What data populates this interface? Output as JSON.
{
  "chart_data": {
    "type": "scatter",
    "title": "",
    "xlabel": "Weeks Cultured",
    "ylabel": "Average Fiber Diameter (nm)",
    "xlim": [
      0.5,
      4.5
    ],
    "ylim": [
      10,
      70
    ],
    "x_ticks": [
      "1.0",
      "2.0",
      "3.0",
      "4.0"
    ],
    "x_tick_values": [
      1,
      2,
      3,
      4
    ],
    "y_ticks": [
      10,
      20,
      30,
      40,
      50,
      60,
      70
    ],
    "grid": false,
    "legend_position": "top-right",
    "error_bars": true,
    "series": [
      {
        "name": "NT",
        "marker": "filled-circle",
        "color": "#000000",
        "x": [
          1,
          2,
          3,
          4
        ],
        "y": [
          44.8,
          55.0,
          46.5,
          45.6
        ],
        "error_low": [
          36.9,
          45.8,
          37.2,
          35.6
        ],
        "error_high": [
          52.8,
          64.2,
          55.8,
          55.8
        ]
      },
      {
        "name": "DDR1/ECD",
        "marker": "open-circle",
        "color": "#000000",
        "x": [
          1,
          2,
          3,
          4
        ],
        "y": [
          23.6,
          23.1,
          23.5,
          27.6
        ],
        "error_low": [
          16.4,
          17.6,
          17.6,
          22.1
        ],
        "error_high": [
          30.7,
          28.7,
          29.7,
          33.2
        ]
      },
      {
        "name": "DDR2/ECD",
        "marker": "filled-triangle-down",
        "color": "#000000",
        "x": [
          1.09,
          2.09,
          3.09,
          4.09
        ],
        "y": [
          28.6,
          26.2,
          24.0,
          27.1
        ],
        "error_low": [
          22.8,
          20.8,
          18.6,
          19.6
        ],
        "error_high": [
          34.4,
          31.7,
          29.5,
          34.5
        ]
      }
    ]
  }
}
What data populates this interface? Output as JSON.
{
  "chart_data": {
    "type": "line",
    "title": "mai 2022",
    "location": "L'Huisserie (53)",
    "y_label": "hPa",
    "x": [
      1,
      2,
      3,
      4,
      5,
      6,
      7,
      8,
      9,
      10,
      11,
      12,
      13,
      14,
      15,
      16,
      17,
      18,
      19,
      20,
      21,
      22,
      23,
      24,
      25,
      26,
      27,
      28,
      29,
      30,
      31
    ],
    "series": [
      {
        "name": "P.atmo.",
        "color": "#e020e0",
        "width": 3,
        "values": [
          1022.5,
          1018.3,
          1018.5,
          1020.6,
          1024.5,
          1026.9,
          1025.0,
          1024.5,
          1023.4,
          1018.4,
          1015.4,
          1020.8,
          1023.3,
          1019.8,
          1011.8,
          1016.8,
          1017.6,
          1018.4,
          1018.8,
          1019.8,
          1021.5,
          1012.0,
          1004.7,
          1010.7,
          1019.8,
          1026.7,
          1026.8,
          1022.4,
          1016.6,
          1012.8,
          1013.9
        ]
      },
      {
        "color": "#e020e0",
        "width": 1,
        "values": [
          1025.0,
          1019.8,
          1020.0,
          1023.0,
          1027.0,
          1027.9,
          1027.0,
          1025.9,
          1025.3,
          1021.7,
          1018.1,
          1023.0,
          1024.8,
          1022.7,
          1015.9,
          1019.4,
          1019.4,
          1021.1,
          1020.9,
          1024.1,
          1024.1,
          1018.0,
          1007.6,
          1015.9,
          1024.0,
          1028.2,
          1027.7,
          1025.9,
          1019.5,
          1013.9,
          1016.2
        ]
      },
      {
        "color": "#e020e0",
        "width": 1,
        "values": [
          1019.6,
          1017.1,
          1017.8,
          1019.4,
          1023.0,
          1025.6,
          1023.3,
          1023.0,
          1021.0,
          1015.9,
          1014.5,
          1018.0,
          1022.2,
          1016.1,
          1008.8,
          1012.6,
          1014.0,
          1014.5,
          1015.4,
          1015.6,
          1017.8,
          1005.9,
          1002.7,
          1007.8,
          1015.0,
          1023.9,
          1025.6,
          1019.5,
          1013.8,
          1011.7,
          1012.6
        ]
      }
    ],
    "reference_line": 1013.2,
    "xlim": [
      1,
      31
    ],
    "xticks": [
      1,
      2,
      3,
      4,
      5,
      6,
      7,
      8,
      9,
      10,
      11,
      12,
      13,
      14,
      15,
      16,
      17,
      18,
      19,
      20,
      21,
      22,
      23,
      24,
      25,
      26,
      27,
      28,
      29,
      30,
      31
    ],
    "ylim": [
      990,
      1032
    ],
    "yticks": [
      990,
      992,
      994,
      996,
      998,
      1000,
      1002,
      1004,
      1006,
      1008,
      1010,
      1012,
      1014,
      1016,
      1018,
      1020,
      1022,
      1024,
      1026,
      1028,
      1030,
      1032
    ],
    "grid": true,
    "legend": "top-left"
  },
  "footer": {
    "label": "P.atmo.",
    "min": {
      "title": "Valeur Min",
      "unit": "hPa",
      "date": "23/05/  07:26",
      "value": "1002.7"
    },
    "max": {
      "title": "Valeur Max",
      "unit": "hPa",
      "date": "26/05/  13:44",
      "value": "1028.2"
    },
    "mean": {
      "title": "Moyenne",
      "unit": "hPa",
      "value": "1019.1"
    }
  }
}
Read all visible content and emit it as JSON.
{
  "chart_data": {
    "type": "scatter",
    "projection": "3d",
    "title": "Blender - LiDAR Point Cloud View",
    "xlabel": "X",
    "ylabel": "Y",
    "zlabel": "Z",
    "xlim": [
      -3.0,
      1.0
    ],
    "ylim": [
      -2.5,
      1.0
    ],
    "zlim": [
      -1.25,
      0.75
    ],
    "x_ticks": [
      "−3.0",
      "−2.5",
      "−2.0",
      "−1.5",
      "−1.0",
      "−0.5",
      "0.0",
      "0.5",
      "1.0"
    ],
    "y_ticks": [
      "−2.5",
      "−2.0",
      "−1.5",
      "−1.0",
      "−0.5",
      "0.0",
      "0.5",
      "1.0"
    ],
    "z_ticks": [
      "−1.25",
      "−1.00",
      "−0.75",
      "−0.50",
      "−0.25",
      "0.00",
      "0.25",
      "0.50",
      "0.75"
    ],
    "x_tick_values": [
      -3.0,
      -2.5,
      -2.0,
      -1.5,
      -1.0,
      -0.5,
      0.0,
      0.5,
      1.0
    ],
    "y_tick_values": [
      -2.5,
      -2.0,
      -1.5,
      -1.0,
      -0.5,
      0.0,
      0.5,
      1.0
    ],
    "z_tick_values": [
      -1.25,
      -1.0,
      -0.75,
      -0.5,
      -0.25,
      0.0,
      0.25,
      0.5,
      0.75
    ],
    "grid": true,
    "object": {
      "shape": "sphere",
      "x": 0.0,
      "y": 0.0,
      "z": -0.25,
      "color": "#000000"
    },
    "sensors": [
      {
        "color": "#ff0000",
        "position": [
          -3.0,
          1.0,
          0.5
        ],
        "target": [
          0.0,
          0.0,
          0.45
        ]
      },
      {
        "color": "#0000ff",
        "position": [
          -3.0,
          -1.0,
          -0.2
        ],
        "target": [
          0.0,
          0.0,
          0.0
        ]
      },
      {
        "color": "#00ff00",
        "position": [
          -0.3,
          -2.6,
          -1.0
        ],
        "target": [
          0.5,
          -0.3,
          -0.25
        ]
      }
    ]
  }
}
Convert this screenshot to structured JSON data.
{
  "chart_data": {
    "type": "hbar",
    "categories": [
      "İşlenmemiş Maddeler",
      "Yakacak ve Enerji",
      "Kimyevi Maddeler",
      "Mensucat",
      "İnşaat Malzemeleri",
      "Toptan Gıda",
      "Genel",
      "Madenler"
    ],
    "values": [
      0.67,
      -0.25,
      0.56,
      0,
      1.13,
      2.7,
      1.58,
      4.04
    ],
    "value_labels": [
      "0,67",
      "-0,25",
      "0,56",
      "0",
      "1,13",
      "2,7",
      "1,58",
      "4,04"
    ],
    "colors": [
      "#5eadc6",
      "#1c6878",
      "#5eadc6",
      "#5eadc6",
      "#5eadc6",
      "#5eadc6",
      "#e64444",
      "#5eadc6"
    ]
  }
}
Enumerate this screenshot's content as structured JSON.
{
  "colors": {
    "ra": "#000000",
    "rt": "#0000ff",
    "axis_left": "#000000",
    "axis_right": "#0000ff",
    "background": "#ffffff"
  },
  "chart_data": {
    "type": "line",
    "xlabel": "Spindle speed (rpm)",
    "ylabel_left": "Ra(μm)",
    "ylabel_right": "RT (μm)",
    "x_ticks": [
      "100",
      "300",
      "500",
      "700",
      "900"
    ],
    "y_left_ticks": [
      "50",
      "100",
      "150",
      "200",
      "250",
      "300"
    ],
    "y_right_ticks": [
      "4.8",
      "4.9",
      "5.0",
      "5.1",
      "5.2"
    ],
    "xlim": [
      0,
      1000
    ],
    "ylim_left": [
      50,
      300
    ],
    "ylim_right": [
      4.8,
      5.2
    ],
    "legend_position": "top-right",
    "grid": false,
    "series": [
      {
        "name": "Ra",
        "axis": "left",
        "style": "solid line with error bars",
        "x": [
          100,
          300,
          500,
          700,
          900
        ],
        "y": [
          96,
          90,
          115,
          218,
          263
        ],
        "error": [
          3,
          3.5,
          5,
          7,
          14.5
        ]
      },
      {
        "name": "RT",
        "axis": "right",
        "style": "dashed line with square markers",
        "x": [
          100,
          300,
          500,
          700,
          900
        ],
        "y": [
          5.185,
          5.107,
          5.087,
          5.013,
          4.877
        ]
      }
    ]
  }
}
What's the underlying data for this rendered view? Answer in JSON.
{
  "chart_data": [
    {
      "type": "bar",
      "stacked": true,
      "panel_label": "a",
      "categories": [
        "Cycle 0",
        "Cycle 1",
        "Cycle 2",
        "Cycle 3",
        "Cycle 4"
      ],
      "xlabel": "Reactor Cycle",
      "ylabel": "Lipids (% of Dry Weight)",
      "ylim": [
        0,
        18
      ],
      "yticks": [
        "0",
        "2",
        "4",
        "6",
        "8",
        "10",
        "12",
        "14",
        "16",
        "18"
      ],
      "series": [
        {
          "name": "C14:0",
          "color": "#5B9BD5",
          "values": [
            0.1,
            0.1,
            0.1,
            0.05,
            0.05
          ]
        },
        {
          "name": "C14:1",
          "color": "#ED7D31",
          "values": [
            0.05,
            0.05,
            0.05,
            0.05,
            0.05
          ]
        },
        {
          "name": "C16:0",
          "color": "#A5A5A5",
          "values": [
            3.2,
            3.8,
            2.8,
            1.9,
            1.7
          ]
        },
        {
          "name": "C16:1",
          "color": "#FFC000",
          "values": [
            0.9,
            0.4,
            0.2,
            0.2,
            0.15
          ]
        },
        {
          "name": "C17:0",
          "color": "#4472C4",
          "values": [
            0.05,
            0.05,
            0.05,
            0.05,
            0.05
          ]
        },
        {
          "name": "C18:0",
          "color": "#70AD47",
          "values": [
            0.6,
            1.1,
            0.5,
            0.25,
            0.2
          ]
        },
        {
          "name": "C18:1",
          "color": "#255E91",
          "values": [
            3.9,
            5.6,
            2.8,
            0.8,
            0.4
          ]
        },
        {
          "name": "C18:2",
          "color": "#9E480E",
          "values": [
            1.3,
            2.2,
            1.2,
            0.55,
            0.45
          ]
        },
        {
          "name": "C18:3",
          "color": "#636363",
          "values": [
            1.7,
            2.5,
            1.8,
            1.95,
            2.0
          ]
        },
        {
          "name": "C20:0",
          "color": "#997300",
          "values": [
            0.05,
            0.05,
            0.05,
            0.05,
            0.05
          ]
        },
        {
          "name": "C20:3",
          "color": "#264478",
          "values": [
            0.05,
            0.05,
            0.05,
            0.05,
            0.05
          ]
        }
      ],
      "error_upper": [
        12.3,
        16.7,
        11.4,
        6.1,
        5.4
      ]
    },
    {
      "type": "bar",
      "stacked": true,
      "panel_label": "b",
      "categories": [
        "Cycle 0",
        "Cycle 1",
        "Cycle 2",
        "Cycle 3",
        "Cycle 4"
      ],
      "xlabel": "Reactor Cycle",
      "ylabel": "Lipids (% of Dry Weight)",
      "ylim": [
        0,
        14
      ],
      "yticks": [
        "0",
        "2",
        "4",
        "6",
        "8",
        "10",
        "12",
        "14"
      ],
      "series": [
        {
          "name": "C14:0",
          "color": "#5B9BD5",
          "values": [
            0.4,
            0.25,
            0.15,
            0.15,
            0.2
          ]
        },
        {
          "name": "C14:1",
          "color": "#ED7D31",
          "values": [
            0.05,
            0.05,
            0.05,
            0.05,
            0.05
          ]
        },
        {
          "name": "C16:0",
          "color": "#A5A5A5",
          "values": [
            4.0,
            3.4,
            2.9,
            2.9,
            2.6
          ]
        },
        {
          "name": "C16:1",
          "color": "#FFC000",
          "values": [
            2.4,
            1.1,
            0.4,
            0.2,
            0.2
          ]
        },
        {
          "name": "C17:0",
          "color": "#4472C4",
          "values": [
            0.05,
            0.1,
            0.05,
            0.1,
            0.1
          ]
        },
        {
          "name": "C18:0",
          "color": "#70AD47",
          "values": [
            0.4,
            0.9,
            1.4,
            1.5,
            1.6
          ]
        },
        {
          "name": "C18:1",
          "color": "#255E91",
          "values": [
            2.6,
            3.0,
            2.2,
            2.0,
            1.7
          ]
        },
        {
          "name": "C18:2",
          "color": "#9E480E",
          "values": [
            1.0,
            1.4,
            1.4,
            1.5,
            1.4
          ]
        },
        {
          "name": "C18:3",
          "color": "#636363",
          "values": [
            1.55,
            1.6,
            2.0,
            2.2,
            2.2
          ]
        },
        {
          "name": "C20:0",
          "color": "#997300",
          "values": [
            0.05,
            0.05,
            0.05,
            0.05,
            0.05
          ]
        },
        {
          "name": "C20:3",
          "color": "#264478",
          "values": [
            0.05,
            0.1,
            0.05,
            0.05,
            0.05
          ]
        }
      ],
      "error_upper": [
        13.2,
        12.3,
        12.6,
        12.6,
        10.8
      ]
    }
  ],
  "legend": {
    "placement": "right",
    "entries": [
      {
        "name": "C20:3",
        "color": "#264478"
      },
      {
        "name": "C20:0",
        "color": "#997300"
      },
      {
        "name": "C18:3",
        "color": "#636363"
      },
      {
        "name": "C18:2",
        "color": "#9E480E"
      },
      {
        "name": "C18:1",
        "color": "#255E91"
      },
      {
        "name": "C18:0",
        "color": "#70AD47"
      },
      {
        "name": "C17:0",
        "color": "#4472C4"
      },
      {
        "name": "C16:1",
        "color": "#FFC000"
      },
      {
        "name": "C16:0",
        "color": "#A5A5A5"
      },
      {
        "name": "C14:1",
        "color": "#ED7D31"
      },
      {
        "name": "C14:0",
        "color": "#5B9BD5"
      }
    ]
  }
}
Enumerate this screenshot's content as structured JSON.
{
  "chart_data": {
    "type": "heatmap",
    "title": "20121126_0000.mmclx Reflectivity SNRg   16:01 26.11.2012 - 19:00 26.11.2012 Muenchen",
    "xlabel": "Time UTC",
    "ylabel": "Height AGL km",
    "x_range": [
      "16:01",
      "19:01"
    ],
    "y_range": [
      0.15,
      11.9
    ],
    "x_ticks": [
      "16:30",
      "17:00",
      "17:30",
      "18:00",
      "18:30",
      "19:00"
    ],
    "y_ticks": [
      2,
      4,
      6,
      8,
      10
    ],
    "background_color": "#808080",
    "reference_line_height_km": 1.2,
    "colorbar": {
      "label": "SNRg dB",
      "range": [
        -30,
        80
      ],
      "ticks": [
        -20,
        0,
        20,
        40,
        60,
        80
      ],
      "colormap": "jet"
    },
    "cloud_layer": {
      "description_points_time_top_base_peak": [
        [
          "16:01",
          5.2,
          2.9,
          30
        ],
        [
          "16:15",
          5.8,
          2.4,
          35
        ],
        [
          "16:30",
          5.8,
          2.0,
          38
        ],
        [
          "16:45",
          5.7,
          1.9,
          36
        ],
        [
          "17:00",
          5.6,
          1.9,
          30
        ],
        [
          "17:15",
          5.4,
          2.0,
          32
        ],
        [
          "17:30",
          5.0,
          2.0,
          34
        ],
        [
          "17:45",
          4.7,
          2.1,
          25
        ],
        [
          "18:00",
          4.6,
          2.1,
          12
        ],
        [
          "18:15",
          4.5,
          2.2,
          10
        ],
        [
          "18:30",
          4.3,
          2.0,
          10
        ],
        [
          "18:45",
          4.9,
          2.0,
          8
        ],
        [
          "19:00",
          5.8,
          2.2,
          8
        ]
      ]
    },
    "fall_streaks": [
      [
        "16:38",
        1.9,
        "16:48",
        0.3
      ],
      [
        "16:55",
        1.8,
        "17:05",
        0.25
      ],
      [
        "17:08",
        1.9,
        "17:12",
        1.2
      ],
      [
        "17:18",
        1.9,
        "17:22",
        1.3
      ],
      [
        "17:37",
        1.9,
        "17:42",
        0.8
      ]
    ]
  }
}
__________
Gather and copy every line of the data in which the string "with" is found.

        "style": "solid line with error bars",
        "style": "dashed line with square markers",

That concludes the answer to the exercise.